Gather every line holding the string "seconds".
══ Records for the exercise
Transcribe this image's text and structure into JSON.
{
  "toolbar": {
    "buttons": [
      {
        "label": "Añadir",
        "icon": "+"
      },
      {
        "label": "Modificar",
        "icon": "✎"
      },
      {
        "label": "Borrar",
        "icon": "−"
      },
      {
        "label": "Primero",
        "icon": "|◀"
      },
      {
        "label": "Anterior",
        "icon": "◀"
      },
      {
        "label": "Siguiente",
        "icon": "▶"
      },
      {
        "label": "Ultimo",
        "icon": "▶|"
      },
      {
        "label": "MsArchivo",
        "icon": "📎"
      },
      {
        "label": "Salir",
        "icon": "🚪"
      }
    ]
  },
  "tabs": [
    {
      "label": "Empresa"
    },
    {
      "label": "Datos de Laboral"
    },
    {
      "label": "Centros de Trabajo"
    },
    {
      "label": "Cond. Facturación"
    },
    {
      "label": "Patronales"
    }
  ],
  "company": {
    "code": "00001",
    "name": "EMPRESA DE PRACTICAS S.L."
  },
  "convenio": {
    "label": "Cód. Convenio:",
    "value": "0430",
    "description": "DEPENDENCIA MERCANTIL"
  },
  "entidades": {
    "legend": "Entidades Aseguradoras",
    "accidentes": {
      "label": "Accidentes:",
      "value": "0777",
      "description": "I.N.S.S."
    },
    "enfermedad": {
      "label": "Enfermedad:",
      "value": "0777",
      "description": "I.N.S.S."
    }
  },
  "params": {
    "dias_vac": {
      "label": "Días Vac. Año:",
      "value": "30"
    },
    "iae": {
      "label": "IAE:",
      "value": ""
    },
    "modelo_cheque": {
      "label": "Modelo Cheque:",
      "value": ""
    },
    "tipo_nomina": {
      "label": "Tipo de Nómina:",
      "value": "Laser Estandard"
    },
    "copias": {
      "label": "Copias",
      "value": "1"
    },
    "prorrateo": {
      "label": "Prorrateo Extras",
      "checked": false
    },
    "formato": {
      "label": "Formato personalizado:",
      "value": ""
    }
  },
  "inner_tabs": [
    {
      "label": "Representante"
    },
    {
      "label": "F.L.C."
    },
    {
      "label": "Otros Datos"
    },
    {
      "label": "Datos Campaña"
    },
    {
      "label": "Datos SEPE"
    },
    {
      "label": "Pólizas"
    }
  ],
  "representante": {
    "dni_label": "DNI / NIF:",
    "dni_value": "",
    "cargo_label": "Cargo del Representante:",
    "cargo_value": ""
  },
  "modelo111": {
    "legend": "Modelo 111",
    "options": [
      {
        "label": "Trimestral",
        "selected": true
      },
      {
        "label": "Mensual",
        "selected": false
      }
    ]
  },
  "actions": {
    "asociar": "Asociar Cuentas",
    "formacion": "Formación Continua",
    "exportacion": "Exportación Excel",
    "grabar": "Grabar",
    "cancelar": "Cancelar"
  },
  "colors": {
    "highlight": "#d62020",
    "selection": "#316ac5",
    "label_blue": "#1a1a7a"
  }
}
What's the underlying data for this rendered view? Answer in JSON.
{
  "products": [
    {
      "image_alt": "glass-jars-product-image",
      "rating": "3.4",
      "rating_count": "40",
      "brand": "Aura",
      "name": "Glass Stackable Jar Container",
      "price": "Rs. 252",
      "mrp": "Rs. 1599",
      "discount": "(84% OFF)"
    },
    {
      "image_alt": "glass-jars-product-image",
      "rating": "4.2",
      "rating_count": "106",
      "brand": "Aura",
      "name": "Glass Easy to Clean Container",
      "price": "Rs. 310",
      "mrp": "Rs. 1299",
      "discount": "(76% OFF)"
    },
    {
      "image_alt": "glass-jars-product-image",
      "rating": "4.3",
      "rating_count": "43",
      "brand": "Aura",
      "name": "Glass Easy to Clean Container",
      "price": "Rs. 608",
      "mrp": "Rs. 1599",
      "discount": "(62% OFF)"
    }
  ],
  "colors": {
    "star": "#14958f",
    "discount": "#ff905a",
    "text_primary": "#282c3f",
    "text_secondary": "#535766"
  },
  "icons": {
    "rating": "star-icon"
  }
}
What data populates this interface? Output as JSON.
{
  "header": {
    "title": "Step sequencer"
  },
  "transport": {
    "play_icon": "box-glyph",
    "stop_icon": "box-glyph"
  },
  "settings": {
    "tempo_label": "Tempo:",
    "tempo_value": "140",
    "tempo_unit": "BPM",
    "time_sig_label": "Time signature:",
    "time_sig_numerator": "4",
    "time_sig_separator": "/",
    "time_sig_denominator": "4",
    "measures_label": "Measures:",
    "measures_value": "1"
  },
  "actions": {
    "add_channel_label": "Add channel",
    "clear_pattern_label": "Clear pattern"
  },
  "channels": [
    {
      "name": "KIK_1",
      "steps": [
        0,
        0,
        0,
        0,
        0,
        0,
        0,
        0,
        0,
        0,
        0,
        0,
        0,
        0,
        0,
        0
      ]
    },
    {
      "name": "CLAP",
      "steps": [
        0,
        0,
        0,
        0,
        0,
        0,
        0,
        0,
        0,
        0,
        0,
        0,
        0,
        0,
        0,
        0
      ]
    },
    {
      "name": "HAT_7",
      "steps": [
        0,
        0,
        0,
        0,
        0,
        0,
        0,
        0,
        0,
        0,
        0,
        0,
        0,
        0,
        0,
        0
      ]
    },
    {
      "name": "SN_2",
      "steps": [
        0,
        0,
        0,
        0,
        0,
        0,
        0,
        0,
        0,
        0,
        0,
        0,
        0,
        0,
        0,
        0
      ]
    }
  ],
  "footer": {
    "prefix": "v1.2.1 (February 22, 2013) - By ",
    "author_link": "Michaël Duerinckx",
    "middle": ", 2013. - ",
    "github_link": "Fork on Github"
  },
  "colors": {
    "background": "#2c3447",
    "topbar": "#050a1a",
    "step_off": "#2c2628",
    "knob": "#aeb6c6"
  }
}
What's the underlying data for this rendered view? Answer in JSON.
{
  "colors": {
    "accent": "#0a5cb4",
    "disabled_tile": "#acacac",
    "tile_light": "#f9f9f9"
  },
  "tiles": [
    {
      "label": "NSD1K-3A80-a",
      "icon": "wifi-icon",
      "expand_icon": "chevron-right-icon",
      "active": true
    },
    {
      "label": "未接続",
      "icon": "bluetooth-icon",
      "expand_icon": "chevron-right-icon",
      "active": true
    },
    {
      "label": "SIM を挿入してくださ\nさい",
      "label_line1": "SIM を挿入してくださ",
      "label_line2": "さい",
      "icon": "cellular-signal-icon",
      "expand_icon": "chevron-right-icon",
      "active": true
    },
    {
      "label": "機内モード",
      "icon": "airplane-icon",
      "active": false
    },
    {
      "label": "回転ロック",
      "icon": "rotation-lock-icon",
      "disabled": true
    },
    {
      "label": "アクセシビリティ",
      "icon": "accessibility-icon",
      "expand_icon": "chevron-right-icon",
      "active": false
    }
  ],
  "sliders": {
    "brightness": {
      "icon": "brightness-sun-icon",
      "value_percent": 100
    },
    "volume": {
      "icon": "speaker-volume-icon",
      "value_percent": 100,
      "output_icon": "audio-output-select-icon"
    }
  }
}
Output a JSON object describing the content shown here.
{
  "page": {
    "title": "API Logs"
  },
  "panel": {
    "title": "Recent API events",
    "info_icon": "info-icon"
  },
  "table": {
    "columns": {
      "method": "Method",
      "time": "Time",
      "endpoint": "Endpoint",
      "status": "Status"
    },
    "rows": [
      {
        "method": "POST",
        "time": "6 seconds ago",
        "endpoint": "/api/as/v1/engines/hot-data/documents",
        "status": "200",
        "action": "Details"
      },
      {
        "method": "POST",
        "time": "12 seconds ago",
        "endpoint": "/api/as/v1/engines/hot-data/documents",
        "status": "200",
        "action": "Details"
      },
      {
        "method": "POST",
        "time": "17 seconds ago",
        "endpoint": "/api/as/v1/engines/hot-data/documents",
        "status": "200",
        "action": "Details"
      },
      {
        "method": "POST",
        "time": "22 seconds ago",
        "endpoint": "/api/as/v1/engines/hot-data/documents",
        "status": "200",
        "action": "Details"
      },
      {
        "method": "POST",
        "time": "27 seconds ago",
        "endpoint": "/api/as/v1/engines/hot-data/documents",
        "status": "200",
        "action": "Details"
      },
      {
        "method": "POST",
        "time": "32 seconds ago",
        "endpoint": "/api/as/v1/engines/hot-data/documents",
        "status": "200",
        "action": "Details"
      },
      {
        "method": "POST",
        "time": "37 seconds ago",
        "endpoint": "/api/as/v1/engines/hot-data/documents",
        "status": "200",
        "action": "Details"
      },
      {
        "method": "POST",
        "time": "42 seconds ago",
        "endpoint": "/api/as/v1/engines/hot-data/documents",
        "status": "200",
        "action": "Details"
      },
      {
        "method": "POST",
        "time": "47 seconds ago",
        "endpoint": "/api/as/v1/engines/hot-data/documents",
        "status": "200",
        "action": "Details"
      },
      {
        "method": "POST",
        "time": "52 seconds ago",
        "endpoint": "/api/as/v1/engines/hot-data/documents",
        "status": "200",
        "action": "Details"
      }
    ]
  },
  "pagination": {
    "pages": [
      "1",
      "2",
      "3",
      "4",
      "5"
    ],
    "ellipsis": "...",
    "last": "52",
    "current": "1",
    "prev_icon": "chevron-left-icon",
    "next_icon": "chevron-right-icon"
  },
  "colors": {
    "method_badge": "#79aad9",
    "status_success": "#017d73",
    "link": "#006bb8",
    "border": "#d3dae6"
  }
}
════
_Response to the exercise_:
        "time": "6 seconds ago",
        "time": "12 seconds ago",
        "time": "17 seconds ago",
        "time": "22 seconds ago",
        "time": "27 seconds ago",
        "time": "32 seconds ago",
        "time": "37 seconds ago",
        "time": "42 seconds ago",
        "time": "47 seconds ago",
        "time": "52 seconds ago",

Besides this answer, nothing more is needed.